Data entries:

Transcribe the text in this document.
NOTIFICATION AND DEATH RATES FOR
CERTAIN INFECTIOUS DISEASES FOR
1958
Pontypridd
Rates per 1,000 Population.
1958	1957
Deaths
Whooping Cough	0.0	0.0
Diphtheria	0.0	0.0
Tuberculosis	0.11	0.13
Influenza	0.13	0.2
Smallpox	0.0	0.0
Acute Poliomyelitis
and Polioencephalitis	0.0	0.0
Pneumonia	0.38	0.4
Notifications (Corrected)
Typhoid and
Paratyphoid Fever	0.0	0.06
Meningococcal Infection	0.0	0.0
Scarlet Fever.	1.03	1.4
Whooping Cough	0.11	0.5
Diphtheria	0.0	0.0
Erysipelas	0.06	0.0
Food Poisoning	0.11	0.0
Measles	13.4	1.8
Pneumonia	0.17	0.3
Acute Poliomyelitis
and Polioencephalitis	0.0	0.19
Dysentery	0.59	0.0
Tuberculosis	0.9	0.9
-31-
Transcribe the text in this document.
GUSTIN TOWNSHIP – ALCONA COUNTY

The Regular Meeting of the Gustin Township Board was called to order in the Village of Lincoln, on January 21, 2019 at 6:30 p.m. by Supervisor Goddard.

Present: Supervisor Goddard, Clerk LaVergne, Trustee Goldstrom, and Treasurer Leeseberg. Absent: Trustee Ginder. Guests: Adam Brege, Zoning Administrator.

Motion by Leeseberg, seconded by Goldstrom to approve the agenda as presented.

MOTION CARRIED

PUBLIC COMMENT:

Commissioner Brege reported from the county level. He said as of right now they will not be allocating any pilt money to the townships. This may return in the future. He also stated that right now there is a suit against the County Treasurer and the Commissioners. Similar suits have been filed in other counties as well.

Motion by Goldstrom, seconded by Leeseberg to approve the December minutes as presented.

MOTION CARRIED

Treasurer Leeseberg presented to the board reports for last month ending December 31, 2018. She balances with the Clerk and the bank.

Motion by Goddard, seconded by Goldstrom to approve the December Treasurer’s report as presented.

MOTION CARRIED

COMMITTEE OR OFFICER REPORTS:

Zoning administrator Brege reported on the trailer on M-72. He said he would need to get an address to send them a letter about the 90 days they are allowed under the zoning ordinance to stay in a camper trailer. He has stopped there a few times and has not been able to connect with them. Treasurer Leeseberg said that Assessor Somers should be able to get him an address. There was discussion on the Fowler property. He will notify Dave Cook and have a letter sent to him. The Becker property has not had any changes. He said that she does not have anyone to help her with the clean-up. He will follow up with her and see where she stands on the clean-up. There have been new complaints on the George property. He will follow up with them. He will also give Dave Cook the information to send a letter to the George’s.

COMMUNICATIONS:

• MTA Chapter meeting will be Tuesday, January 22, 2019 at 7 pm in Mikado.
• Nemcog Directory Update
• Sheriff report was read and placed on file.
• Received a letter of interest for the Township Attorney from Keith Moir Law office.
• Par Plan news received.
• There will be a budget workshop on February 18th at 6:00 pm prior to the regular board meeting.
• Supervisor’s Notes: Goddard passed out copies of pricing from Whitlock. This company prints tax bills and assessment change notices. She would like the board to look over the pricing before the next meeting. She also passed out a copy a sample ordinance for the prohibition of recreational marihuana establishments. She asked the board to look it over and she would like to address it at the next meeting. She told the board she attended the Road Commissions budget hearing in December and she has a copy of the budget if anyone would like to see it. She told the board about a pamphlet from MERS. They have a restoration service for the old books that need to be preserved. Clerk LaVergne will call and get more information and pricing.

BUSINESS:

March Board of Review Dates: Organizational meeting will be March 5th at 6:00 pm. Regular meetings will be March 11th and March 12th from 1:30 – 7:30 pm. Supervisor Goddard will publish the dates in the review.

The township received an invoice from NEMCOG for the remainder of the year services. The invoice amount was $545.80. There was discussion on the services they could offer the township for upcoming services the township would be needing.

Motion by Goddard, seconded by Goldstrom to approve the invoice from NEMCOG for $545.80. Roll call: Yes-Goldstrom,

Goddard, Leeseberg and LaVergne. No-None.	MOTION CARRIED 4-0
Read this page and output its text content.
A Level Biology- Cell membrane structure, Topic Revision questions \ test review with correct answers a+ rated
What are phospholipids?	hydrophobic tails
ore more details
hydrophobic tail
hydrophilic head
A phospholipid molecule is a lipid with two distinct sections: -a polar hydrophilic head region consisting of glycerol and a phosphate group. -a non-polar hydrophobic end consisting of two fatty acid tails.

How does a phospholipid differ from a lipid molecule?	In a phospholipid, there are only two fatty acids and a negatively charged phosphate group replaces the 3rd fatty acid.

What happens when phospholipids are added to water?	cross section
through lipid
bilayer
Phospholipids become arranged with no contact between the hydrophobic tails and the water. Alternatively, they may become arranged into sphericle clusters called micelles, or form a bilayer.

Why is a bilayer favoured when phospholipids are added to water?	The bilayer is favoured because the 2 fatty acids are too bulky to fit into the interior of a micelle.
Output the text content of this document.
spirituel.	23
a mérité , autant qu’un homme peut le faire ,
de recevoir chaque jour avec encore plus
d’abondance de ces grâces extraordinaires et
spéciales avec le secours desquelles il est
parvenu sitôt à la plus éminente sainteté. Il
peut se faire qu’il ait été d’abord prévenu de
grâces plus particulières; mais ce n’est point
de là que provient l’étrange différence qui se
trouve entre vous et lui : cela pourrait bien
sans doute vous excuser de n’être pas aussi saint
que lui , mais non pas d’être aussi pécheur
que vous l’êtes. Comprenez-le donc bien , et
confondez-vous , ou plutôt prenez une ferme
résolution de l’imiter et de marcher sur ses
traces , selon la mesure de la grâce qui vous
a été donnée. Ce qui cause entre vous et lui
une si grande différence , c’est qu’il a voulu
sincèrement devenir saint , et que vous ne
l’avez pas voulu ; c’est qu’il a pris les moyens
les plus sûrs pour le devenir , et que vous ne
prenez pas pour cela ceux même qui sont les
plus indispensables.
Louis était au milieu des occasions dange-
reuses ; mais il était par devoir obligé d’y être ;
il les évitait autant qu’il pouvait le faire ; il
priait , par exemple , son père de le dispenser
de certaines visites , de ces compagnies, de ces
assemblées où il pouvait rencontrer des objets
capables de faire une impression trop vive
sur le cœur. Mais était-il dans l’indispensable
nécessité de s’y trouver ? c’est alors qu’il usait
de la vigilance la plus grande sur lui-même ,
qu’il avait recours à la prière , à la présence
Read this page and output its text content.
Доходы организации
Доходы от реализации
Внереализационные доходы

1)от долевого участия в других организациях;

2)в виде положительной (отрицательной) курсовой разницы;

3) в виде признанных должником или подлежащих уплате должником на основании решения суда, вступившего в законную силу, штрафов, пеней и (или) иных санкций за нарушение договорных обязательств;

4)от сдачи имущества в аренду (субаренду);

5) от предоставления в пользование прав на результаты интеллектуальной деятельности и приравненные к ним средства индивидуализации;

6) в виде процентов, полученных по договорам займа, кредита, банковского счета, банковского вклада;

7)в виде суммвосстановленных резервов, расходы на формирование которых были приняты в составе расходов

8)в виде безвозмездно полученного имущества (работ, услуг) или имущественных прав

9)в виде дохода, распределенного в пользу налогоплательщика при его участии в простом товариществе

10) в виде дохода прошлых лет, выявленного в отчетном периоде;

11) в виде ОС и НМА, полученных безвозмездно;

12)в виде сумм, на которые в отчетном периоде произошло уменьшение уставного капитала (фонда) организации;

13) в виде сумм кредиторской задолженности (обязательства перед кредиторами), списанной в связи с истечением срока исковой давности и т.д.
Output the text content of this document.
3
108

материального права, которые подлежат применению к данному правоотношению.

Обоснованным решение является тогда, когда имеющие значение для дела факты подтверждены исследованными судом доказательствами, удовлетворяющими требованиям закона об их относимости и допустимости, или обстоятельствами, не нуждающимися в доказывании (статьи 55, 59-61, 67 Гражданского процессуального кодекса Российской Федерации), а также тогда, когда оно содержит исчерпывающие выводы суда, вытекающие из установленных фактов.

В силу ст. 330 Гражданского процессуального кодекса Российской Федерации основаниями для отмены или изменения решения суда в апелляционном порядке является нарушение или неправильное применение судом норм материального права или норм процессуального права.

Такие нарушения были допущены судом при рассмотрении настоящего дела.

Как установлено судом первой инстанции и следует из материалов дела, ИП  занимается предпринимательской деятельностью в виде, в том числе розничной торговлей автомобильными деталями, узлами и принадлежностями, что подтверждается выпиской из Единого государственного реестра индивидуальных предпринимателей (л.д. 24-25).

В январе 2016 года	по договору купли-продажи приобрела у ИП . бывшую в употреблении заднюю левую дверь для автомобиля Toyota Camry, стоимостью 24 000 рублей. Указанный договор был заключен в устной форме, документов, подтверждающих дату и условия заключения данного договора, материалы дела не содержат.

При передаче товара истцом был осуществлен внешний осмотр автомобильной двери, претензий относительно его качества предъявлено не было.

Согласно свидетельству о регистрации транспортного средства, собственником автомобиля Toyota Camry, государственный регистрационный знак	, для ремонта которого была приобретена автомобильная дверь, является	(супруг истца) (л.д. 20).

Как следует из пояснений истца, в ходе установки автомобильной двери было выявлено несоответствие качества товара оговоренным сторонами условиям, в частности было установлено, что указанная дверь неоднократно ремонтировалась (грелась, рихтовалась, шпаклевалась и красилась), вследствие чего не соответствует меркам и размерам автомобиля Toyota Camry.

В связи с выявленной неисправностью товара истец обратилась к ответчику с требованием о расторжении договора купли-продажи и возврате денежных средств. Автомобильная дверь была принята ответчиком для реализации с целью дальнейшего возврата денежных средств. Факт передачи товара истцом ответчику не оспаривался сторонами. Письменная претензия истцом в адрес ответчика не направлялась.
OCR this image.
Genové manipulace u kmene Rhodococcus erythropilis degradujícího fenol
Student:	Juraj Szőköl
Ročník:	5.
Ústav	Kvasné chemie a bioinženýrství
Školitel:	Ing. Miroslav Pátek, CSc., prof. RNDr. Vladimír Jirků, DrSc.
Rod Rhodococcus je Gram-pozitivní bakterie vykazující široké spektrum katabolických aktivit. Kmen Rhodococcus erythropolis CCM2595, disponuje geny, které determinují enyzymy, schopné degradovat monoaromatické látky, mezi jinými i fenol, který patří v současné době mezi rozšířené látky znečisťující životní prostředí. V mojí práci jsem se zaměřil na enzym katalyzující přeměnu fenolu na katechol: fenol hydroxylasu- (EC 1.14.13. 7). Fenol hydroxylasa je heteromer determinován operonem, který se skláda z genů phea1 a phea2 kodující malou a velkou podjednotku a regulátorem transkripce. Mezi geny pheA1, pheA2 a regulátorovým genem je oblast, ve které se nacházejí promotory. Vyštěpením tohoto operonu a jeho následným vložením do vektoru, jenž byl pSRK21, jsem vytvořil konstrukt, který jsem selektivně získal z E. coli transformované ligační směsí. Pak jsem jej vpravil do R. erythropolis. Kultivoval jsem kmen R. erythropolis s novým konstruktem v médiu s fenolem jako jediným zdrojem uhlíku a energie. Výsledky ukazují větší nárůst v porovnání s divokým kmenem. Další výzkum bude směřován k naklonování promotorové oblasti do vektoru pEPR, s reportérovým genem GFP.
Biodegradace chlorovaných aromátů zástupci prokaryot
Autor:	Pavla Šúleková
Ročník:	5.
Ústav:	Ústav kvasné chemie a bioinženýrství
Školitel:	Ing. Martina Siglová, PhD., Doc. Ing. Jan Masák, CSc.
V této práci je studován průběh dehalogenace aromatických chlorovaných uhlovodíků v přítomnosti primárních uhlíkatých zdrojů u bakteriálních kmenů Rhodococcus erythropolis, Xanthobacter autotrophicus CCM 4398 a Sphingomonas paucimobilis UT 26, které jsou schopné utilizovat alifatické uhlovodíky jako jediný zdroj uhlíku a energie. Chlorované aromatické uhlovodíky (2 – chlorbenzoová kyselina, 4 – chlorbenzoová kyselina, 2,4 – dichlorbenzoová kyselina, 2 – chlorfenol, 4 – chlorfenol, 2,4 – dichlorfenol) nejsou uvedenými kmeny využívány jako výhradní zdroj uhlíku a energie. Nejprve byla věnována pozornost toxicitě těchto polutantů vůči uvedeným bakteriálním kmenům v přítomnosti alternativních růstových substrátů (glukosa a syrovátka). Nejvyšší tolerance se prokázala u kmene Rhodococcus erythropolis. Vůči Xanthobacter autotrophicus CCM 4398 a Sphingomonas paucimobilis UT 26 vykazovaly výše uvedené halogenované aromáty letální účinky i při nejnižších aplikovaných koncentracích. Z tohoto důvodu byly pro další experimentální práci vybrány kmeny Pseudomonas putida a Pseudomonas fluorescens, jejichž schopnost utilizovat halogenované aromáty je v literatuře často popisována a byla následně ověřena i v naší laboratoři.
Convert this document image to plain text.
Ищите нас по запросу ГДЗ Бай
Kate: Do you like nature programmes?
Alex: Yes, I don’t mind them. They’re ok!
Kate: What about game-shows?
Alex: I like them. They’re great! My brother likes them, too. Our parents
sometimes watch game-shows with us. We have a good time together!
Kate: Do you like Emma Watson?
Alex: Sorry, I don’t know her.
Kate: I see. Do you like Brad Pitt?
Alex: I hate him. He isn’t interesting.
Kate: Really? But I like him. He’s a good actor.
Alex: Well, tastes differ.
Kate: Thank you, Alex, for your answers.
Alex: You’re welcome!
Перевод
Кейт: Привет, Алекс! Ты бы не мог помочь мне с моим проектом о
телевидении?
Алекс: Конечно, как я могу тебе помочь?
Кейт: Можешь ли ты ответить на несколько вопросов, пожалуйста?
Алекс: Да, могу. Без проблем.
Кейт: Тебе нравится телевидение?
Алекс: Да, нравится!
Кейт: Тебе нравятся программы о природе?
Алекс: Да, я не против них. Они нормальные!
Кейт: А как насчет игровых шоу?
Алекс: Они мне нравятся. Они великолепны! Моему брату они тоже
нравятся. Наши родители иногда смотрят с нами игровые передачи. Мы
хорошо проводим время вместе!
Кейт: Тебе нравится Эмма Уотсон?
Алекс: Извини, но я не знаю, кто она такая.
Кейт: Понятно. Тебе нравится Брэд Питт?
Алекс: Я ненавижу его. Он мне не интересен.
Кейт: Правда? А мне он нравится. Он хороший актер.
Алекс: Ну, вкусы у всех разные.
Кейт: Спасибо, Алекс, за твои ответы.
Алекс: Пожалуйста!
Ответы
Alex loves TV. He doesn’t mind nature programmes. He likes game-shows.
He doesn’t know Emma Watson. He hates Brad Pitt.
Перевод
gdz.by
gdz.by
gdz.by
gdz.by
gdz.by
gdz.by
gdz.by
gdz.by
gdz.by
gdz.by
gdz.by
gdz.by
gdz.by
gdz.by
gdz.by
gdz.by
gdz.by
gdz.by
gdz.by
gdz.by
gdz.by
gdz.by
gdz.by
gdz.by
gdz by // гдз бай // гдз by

Required task: The answer must consist solely of the number of lines in the entries that contain the word "bilayer".

Reply to the exercise: 3